Task objective. Can you write out the whole listing exactly?
---------- Records to use
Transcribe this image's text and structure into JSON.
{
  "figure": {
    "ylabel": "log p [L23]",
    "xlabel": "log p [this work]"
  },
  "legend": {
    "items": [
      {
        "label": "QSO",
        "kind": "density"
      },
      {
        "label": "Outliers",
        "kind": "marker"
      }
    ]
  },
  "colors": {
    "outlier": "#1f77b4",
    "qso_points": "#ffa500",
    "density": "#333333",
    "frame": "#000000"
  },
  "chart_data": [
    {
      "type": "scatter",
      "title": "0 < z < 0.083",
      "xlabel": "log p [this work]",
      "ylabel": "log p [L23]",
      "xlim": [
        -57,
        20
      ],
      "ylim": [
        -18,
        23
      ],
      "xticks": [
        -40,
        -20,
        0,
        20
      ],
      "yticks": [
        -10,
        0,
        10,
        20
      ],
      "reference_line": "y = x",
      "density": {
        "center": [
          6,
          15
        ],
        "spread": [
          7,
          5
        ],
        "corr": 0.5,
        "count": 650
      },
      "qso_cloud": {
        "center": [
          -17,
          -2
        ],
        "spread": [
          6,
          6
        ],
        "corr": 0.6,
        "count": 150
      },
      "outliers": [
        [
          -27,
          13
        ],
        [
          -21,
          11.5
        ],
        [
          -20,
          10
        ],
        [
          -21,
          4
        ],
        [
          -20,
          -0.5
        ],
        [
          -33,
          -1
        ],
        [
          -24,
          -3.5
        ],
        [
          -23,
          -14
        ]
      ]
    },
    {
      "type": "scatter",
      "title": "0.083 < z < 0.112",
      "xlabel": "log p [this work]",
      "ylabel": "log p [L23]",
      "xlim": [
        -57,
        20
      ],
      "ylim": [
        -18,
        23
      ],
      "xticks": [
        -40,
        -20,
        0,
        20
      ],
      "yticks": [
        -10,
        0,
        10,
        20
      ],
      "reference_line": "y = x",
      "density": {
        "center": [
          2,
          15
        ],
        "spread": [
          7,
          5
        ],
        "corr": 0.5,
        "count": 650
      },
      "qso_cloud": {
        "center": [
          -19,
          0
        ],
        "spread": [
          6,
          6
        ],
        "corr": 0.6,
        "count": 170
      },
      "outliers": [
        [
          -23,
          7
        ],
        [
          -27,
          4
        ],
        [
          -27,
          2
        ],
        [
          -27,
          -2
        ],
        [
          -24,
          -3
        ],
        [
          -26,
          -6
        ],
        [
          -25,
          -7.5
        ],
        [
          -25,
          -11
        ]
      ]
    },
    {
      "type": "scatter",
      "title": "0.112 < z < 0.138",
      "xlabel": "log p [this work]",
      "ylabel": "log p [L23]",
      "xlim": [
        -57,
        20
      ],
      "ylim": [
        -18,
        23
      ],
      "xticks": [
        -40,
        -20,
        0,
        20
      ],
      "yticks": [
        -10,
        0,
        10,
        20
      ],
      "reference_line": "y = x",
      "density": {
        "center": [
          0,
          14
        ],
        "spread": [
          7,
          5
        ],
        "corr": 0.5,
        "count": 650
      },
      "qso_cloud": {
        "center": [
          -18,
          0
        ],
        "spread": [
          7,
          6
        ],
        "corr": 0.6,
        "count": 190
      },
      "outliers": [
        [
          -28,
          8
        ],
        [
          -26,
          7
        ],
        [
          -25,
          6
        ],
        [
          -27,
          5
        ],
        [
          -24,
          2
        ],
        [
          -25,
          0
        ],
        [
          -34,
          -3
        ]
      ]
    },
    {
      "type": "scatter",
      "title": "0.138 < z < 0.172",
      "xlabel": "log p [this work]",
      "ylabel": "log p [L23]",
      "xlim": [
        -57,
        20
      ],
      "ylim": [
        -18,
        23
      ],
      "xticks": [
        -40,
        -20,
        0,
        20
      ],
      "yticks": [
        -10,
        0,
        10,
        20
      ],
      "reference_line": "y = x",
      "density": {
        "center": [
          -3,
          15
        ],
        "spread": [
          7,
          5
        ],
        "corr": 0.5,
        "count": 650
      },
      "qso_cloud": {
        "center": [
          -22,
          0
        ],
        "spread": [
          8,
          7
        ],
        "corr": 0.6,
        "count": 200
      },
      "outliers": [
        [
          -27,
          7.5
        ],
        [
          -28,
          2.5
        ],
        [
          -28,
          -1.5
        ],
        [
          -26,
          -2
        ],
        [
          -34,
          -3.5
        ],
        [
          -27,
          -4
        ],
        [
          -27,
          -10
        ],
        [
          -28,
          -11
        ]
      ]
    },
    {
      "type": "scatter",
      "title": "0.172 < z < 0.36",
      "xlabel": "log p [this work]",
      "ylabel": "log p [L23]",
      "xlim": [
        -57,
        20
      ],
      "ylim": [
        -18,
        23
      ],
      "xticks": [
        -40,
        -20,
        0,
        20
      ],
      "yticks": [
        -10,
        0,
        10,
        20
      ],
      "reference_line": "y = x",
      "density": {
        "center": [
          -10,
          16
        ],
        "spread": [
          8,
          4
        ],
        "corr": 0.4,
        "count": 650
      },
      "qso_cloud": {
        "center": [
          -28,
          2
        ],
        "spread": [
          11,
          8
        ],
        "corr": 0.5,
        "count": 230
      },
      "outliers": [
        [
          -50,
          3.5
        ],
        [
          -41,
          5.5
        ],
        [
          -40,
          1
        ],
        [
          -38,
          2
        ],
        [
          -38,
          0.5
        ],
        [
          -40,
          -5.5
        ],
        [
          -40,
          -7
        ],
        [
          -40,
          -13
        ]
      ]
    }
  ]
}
--------------------
Output.
Transcribe this image's text and structure into JSON.
{
  "figure": {
    "ylabel": "log p [L23]",
    "xlabel": "log p [this work]"
  },
  "legend": {
    "items": [
      {
        "label": "QSO",
        "kind": "density"
      },
      {
        "label": "Outliers",
        "kind": "marker"
      }
    ]
  },
  "colors": {
    "outlier": "#1f77b4",
    "qso_points": "#ffa500",
    "density": "#333333",
    "frame": "#000000"
  },
  "chart_data": [
    {
      "type": "scatter",
      "title": "0 < z < 0.083",
      "xlabel": "log p [this work]",
      "ylabel": "log p [L23]",
      "xlim": [
        -57,
        20
      ],
      "ylim": [
        -18,
        23
      ],
      "xticks": [
        -40,
        -20,
        0,
        20
      ],
      "yticks": [
        -10,
        0,
        10,
        20
      ],
      "reference_line": "y = x",
      "density": {
        "center": [
          6,
          15
        ],
        "spread": [
          7,
          5
        ],
        "corr": 0.5,
        "count": 650
      },
      "qso_cloud": {
        "center": [
          -17,
          -2
        ],
        "spread": [
          6,
          6
        ],
        "corr": 0.6,
        "count": 150
      },
      "outliers": [
        [
          -27,
          13
        ],
        [
          -21,
          11.5
        ],
        [
          -20,
          10
        ],
        [
          -21,
          4
        ],
        [
          -20,
          -0.5
        ],
        [
          -33,
          -1
        ],
        [
          -24,
          -3.5
        ],
        [
          -23,
          -14
        ]
      ]
    },
    {
      "type": "scatter",
      "title": "0.083 < z < 0.112",
      "xlabel": "log p [this work]",
      "ylabel": "log p [L23]",
      "xlim": [
        -57,
        20
      ],
      "ylim": [
        -18,
        23
      ],
      "xticks": [
        -40,
        -20,
        0,
        20
      ],
      "yticks": [
        -10,
        0,
        10,
        20
      ],
      "reference_line": "y = x",
      "density": {
        "center": [
          2,
          15
        ],
        "spread": [
          7,
          5
        ],
        "corr": 0.5,
        "count": 650
      },
      "qso_cloud": {
        "center": [
          -19,
          0
        ],
        "spread": [
          6,
          6
        ],
        "corr": 0.6,
        "count": 170
      },
      "outliers": [
        [
          -23,
          7
        ],
        [
          -27,
          4
        ],
        [
          -27,
          2
        ],
        [
          -27,
          -2
        ],
        [
          -24,
          -3
        ],
        [
          -26,
          -6
        ],
        [
          -25,
          -7.5
        ],
        [
          -25,
          -11
        ]
      ]
    },
    {
      "type": "scatter",
      "title": "0.112 < z < 0.138",
      "xlabel": "log p [this work]",
      "ylabel": "log p [L23]",
      "xlim": [
        -57,
        20
      ],
      "ylim": [
        -18,
        23
      ],
      "xticks": [
        -40,
        -20,
        0,
        20
      ],
      "yticks": [
        -10,
        0,
        10,
        20
      ],
      "reference_line": "y = x",
      "density": {
        "center": [
          0,
          14
        ],
        "spread": [
          7,
          5
        ],
        "corr": 0.5,
        "count": 650
      },
      "qso_cloud": {
        "center": [
          -18,
          0
        ],
        "spread": [
          7,
          6
        ],
        "corr": 0.6,
        "count": 190
      },
      "outliers": [
        [
          -28,
          8
        ],
        [
          -26,
          7
        ],
        [
          -25,
          6
        ],
        [
          -27,
          5
        ],
        [
          -24,
          2
        ],
        [
          -25,
          0
        ],
        [
          -34,
          -3
        ]
      ]
    },
    {
      "type": "scatter",
      "title": "0.138 < z < 0.172",
      "xlabel": "log p [this work]",
      "ylabel": "log p [L23]",
      "xlim": [
        -57,
        20
      ],
      "ylim": [
        -18,
        23
      ],
      "xticks": [
        -40,
        -20,
        0,
        20
      ],
      "yticks": [
        -10,
        0,
        10,
        20
      ],
      "reference_line": "y = x",
      "density": {
        "center": [
          -3,
          15
        ],
        "spread": [
          7,
          5
        ],
        "corr": 0.5,
        "count": 650
      },
      "qso_cloud": {
        "center": [
          -22,
          0
        ],
        "spread": [
          8,
          7
        ],
        "corr": 0.6,
        "count": 200
      },
      "outliers": [
        [
          -27,
          7.5
        ],
        [
          -28,
          2.5
        ],
        [
          -28,
          -1.5
        ],
        [
          -26,
          -2
        ],
        [
          -34,
          -3.5
        ],
        [
          -27,
          -4
        ],
        [
          -27,
          -10
        ],
        [
          -28,
          -11
        ]
      ]
    },
    {
      "type": "scatter",
      "title": "0.172 < z < 0.36",
      "xlabel": "log p [this work]",
      "ylabel": "log p [L23]",
      "xlim": [
        -57,
        20
      ],
      "ylim": [
        -18,
        23
      ],
      "xticks": [
        -40,
        -20,
        0,
        20
      ],
      "yticks": [
        -10,
        0,
        10,
        20
      ],
      "reference_line": "y = x",
      "density": {
        "center": [
          -10,
          16
        ],
        "spread": [
          8,
          4
        ],
        "corr": 0.4,
        "count": 650
      },
      "qso_cloud": {
        "center": [
          -28,
          2
        ],
        "spread": [
          11,
          8
        ],
        "corr": 0.5,
        "count": 230
      },
      "outliers": [
        [
          -50,
          3.5
        ],
        [
          -41,
          5.5
        ],
        [
          -40,
          1
        ],
        [
          -38,
          2
        ],
        [
          -38,
          0.5
        ],
        [
          -40,
          -5.5
        ],
        [
          -40,
          -7
        ],
        [
          -40,
          -13
        ]
      ]
    }
  ]
}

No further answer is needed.